Request
Word for word, set down the records and skip each picture.
+++ Given records +++
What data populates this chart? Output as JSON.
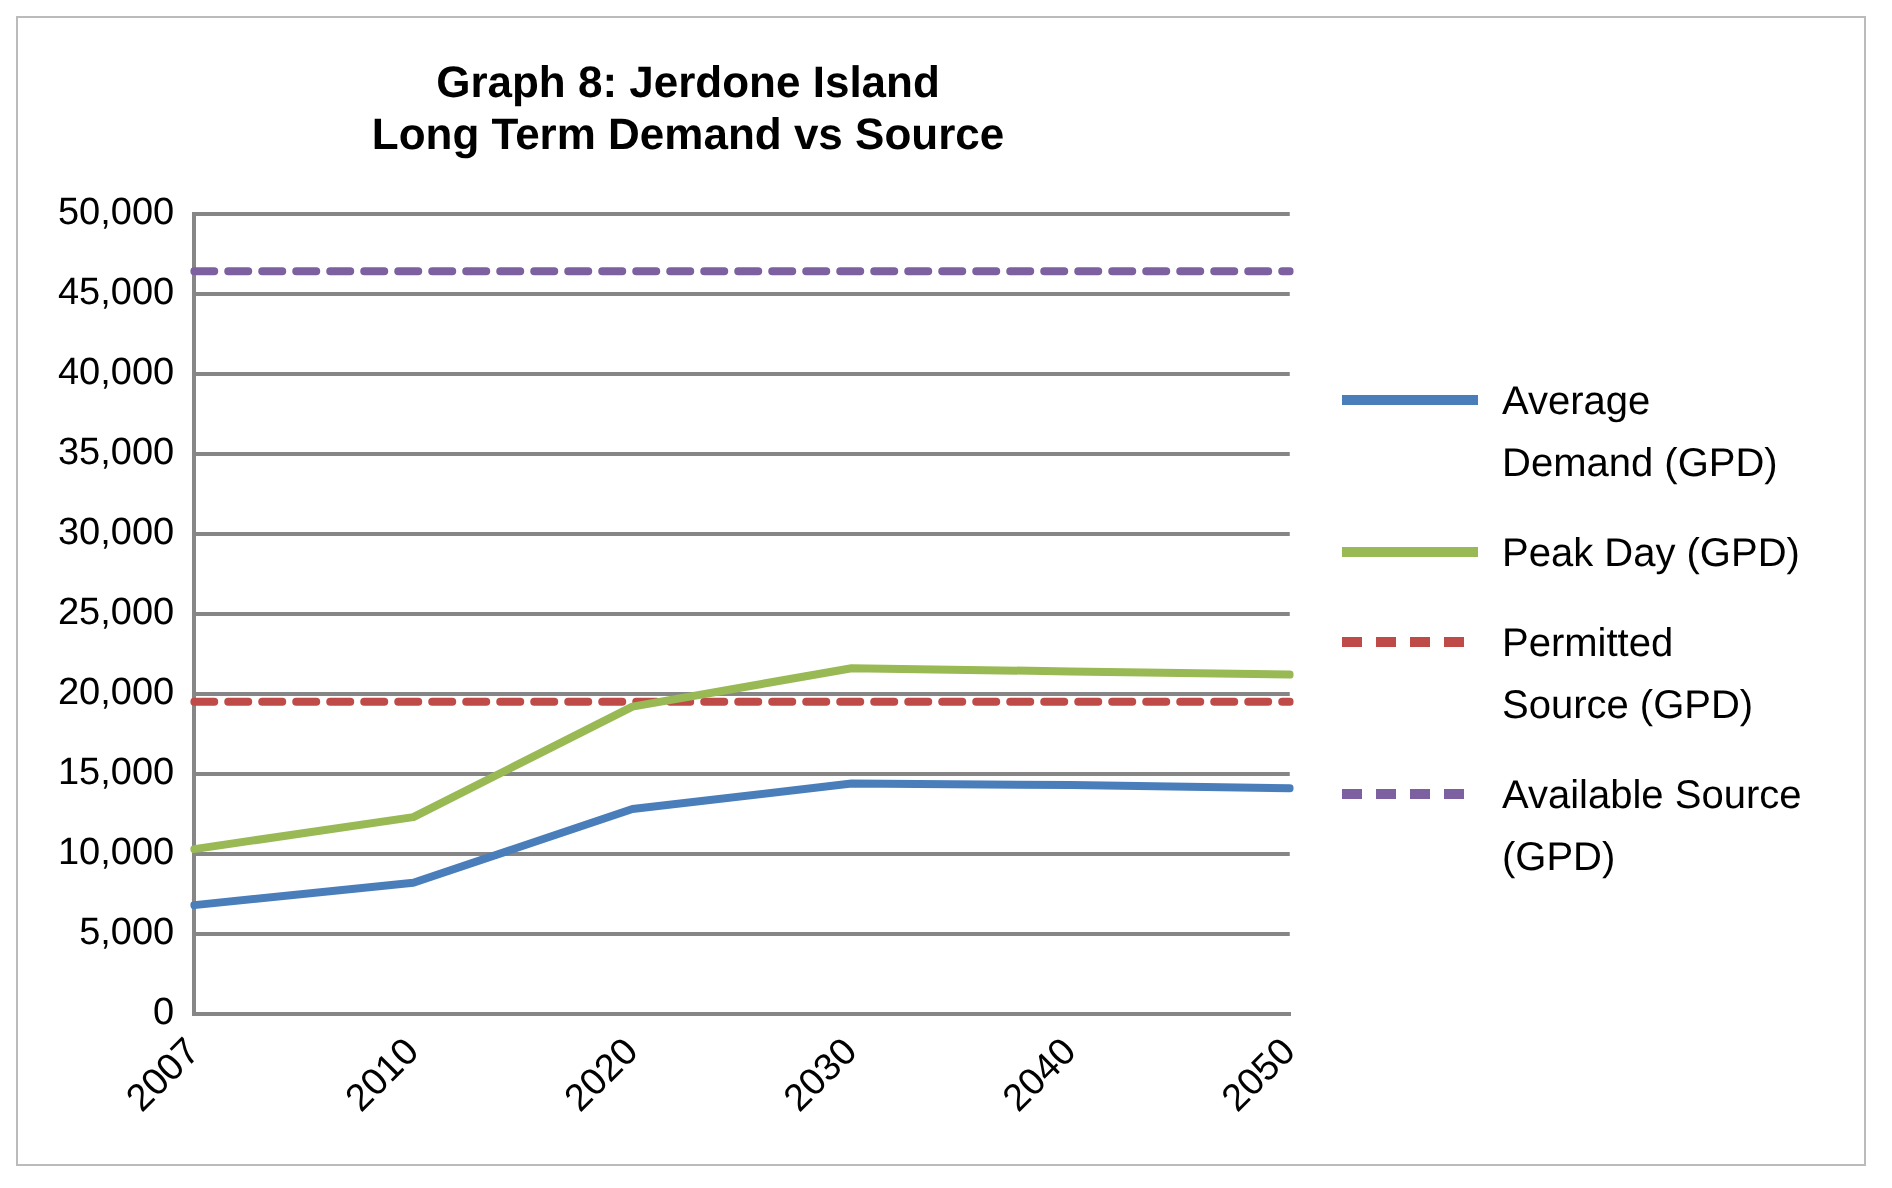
{
  "chart_data": {
    "type": "line",
    "title": "Graph 8: Jerdone Island\nLong Term Demand vs Source",
    "categories": [
      "2007",
      "2010",
      "2020",
      "2030",
      "2040",
      "2050"
    ],
    "series": [
      {
        "name": "Average Demand (GPD)",
        "color": "#4a7ebb",
        "values": [
          6800,
          8200,
          12800,
          14400,
          14300,
          14100
        ],
        "line_style": "solid"
      },
      {
        "name": "Peak Day (GPD)",
        "color": "#98b954",
        "values": [
          10300,
          12300,
          19200,
          21600,
          21400,
          21200
        ],
        "line_style": "solid"
      },
      {
        "name": "Permitted Source (GPD)",
        "color": "#be4b48",
        "values": [
          19500,
          19500,
          19500,
          19500,
          19500,
          19500
        ],
        "line_style": "dashed"
      },
      {
        "name": "Available Source (GPD)",
        "color": "#7d60a0",
        "values": [
          46400,
          46400,
          46400,
          46400,
          46400,
          46400
        ],
        "line_style": "dashed"
      }
    ],
    "ylim": [
      0,
      50000
    ],
    "yticks": [
      0,
      {
        "value": 5000,
        "label": "5,000"
      },
      {
        "value": 10000,
        "label": "10,000"
      },
      {
        "value": 15000,
        "label": "15,000"
      },
      {
        "value": 20000,
        "label": "20,000"
      },
      {
        "value": 25000,
        "label": "25,000"
      },
      {
        "value": 30000,
        "label": "30,000"
      },
      {
        "value": 35000,
        "label": "35,000"
      },
      {
        "value": 40000,
        "label": "40,000"
      },
      {
        "value": 45000,
        "label": "45,000"
      },
      {
        "value": 50000,
        "label": "50,000"
      }
    ],
    "grid": "y",
    "legend": "right",
    "marker": "none"
  }
}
+++
Response
What data populates this chart? Output as JSON.
{
  "chart_data": {
    "type": "line",
    "title": "Graph 8: Jerdone Island\nLong Term Demand vs Source",
    "categories": [
      "2007",
      "2010",
      "2020",
      "2030",
      "2040",
      "2050"
    ],
    "series": [
      {
        "name": "Average Demand (GPD)",
        "color": "#4a7ebb",
        "values": [
          6800,
          8200,
          12800,
          14400,
          14300,
          14100
        ],
        "line_style": "solid"
      },
      {
        "name": "Peak Day (GPD)",
        "color": "#98b954",
        "values": [
          10300,
          12300,
          19200,
          21600,
          21400,
          21200
        ],
        "line_style": "solid"
      },
      {
        "name": "Permitted Source (GPD)",
        "color": "#be4b48",
        "values": [
          19500,
          19500,
          19500,
          19500,
          19500,
          19500
        ],
        "line_style": "dashed"
      },
      {
        "name": "Available Source (GPD)",
        "color": "#7d60a0",
        "values": [
          46400,
          46400,
          46400,
          46400,
          46400,
          46400
        ],
        "line_style": "dashed"
      }
    ],
    "ylim": [
      0,
      50000
    ],
    "yticks": [
      0,
      {
        "value": 5000,
        "label": "5,000"
      },
      {
        "value": 10000,
        "label": "10,000"
      },
      {
        "value": 15000,
        "label": "15,000"
      },
      {
        "value": 20000,
        "label": "20,000"
      },
      {
        "value": 25000,
        "label": "25,000"
      },
      {
        "value": 30000,
        "label": "30,000"
      },
      {
        "value": 35000,
        "label": "35,000"
      },
      {
        "value": 40000,
        "label": "40,000"
      },
      {
        "value": 45000,
        "label": "45,000"
      },
      {
        "value": 50000,
        "label": "50,000"
      }
    ],
    "grid": "y",
    "legend": "right",
    "marker": "none"
  }
}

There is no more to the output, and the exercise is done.